--- start of RECORDED INFORMATION ---

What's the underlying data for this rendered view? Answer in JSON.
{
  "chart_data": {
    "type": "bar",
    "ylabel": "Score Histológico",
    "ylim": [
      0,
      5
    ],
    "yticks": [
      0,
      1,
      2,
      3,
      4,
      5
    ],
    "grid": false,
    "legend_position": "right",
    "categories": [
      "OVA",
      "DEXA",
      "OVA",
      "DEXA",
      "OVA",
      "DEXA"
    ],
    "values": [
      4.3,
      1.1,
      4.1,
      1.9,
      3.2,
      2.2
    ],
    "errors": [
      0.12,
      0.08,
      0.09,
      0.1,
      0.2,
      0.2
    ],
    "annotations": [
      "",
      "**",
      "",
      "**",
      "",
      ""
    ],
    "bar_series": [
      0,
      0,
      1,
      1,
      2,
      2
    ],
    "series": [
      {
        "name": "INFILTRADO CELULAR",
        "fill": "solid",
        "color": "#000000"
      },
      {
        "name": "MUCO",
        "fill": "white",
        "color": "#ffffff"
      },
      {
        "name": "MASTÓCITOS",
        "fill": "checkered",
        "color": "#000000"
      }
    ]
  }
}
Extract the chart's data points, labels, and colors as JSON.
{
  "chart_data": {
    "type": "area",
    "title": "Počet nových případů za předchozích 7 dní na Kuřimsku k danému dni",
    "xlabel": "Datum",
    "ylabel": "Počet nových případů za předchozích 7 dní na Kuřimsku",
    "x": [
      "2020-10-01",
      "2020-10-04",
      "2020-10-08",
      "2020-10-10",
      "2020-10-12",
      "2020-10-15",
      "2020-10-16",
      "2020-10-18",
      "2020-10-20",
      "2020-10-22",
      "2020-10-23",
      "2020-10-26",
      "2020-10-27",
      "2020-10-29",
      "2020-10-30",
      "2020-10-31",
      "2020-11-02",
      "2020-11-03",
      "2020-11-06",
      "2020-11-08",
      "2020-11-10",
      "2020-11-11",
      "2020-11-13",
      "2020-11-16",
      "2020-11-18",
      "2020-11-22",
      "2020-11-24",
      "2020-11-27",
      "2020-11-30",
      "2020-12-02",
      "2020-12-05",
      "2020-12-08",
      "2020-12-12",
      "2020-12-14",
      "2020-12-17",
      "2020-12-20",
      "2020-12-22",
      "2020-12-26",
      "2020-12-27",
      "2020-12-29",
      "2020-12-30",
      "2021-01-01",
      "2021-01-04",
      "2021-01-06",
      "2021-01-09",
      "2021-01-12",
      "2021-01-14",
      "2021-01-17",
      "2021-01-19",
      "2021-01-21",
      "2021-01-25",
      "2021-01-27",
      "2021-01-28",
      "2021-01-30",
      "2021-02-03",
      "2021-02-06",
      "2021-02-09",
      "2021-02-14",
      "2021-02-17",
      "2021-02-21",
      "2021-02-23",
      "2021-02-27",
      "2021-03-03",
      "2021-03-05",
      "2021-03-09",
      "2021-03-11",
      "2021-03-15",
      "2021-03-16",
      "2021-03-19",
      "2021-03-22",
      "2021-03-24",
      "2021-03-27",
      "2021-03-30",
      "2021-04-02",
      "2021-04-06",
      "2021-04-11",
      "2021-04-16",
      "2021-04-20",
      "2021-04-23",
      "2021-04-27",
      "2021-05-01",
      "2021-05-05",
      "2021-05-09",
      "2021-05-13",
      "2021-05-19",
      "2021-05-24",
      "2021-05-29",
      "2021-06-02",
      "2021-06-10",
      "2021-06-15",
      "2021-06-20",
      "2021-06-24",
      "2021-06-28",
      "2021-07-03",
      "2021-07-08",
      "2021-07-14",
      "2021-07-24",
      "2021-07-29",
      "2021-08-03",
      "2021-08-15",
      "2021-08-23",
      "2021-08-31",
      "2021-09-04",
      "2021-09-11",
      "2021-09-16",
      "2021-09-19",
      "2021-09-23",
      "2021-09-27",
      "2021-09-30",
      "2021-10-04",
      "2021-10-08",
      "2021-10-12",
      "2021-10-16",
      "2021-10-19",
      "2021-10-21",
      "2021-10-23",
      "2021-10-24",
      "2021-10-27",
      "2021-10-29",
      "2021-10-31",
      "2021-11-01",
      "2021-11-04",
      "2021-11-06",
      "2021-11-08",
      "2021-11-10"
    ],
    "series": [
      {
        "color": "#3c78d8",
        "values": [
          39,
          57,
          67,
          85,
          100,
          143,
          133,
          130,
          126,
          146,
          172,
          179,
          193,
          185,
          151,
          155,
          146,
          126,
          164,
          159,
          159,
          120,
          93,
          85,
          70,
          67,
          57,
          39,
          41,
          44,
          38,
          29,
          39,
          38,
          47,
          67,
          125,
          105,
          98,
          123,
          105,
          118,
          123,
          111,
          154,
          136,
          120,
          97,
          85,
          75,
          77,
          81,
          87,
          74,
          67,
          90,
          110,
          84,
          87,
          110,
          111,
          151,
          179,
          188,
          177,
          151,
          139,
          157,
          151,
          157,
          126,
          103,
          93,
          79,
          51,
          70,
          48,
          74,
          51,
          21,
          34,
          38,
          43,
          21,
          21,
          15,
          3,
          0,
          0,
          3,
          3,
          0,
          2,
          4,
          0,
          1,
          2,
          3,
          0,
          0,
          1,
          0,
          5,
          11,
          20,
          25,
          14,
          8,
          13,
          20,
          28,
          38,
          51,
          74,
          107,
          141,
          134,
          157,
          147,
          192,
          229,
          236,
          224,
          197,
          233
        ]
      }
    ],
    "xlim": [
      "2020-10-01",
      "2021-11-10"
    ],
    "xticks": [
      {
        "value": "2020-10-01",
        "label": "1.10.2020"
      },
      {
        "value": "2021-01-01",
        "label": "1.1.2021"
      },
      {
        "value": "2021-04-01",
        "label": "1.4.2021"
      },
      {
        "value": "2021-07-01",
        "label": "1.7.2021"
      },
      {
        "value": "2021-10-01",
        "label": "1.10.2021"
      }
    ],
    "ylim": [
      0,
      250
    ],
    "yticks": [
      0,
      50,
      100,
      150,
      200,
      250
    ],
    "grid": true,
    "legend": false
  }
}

--- end of RECORDED INFORMATION ---

**DIRECTIONS**
Reproduce all of the material above word for word.

**THE REPLY**
What's the underlying data for this rendered view? Answer in JSON.
{
  "chart_data": {
    "type": "bar",
    "ylabel": "Score Histológico",
    "ylim": [
      0,
      5
    ],
    "yticks": [
      0,
      1,
      2,
      3,
      4,
      5
    ],
    "grid": false,
    "legend_position": "right",
    "categories": [
      "OVA",
      "DEXA",
      "OVA",
      "DEXA",
      "OVA",
      "DEXA"
    ],
    "values": [
      4.3,
      1.1,
      4.1,
      1.9,
      3.2,
      2.2
    ],
    "errors": [
      0.12,
      0.08,
      0.09,
      0.1,
      0.2,
      0.2
    ],
    "annotations": [
      "",
      "**",
      "",
      "**",
      "",
      ""
    ],
    "bar_series": [
      0,
      0,
      1,
      1,
      2,
      2
    ],
    "series": [
      {
        "name": "INFILTRADO CELULAR",
        "fill": "solid",
        "color": "#000000"
      },
      {
        "name": "MUCO",
        "fill": "white",
        "color": "#ffffff"
      },
      {
        "name": "MASTÓCITOS",
        "fill": "checkered",
        "color": "#000000"
      }
    ]
  }
}
Extract the chart's data points, labels, and colors as JSON.
{
  "chart_data": {
    "type": "area",
    "title": "Počet nových případů za předchozích 7 dní na Kuřimsku k danému dni",
    "xlabel": "Datum",
    "ylabel": "Počet nových případů za předchozích 7 dní na Kuřimsku",
    "x": [
      "2020-10-01",
      "2020-10-04",
      "2020-10-08",
      "2020-10-10",
      "2020-10-12",
      "2020-10-15",
      "2020-10-16",
      "2020-10-18",
      "2020-10-20",
      "2020-10-22",
      "2020-10-23",
      "2020-10-26",
      "2020-10-27",
      "2020-10-29",
      "2020-10-30",
      "2020-10-31",
      "2020-11-02",
      "2020-11-03",
      "2020-11-06",
      "2020-11-08",
      "2020-11-10",
      "2020-11-11",
      "2020-11-13",
      "2020-11-16",
      "2020-11-18",
      "2020-11-22",
      "2020-11-24",
      "2020-11-27",
      "2020-11-30",
      "2020-12-02",
      "2020-12-05",
      "2020-12-08",
      "2020-12-12",
      "2020-12-14",
      "2020-12-17",
      "2020-12-20",
      "2020-12-22",
      "2020-12-26",
      "2020-12-27",
      "2020-12-29",
      "2020-12-30",
      "2021-01-01",
      "2021-01-04",
      "2021-01-06",
      "2021-01-09",
      "2021-01-12",
      "2021-01-14",
      "2021-01-17",
      "2021-01-19",
      "2021-01-21",
      "2021-01-25",
      "2021-01-27",
      "2021-01-28",
      "2021-01-30",
      "2021-02-03",
      "2021-02-06",
      "2021-02-09",
      "2021-02-14",
      "2021-02-17",
      "2021-02-21",
      "2021-02-23",
      "2021-02-27",
      "2021-03-03",
      "2021-03-05",
      "2021-03-09",
      "2021-03-11",
      "2021-03-15",
      "2021-03-16",
      "2021-03-19",
      "2021-03-22",
      "2021-03-24",
      "2021-03-27",
      "2021-03-30",
      "2021-04-02",
      "2021-04-06",
      "2021-04-11",
      "2021-04-16",
      "2021-04-20",
      "2021-04-23",
      "2021-04-27",
      "2021-05-01",
      "2021-05-05",
      "2021-05-09",
      "2021-05-13",
      "2021-05-19",
      "2021-05-24",
      "2021-05-29",
      "2021-06-02",
      "2021-06-10",
      "2021-06-15",
      "2021-06-20",
      "2021-06-24",
      "2021-06-28",
      "2021-07-03",
      "2021-07-08",
      "2021-07-14",
      "2021-07-24",
      "2021-07-29",
      "2021-08-03",
      "2021-08-15",
      "2021-08-23",
      "2021-08-31",
      "2021-09-04",
      "2021-09-11",
      "2021-09-16",
      "2021-09-19",
      "2021-09-23",
      "2021-09-27",
      "2021-09-30",
      "2021-10-04",
      "2021-10-08",
      "2021-10-12",
      "2021-10-16",
      "2021-10-19",
      "2021-10-21",
      "2021-10-23",
      "2021-10-24",
      "2021-10-27",
      "2021-10-29",
      "2021-10-31",
      "2021-11-01",
      "2021-11-04",
      "2021-11-06",
      "2021-11-08",
      "2021-11-10"
    ],
    "series": [
      {
        "color": "#3c78d8",
        "values": [
          39,
          57,
          67,
          85,
          100,
          143,
          133,
          130,
          126,
          146,
          172,
          179,
          193,
          185,
          151,
          155,
          146,
          126,
          164,
          159,
          159,
          120,
          93,
          85,
          70,
          67,
          57,
          39,
          41,
          44,
          38,
          29,
          39,
          38,
          47,
          67,
          125,
          105,
          98,
          123,
          105,
          118,
          123,
          111,
          154,
          136,
          120,
          97,
          85,
          75,
          77,
          81,
          87,
          74,
          67,
          90,
          110,
          84,
          87,
          110,
          111,
          151,
          179,
          188,
          177,
          151,
          139,
          157,
          151,
          157,
          126,
          103,
          93,
          79,
          51,
          70,
          48,
          74,
          51,
          21,
          34,
          38,
          43,
          21,
          21,
          15,
          3,
          0,
          0,
          3,
          3,
          0,
          2,
          4,
          0,
          1,
          2,
          3,
          0,
          0,
          1,
          0,
          5,
          11,
          20,
          25,
          14,
          8,
          13,
          20,
          28,
          38,
          51,
          74,
          107,
          141,
          134,
          157,
          147,
          192,
          229,
          236,
          224,
          197,
          233
        ]
      }
    ],
    "xlim": [
      "2020-10-01",
      "2021-11-10"
    ],
    "xticks": [
      {
        "value": "2020-10-01",
        "label": "1.10.2020"
      },
      {
        "value": "2021-01-01",
        "label": "1.1.2021"
      },
      {
        "value": "2021-04-01",
        "label": "1.4.2021"
      },
      {
        "value": "2021-07-01",
        "label": "1.7.2021"
      },
      {
        "value": "2021-10-01",
        "label": "1.10.2021"
      }
    ],
    "ylim": [
      0,
      250
    ],
    "yticks": [
      0,
      50,
      100,
      150,
      200,
      250
    ],
    "grid": true,
    "legend": false
  }
}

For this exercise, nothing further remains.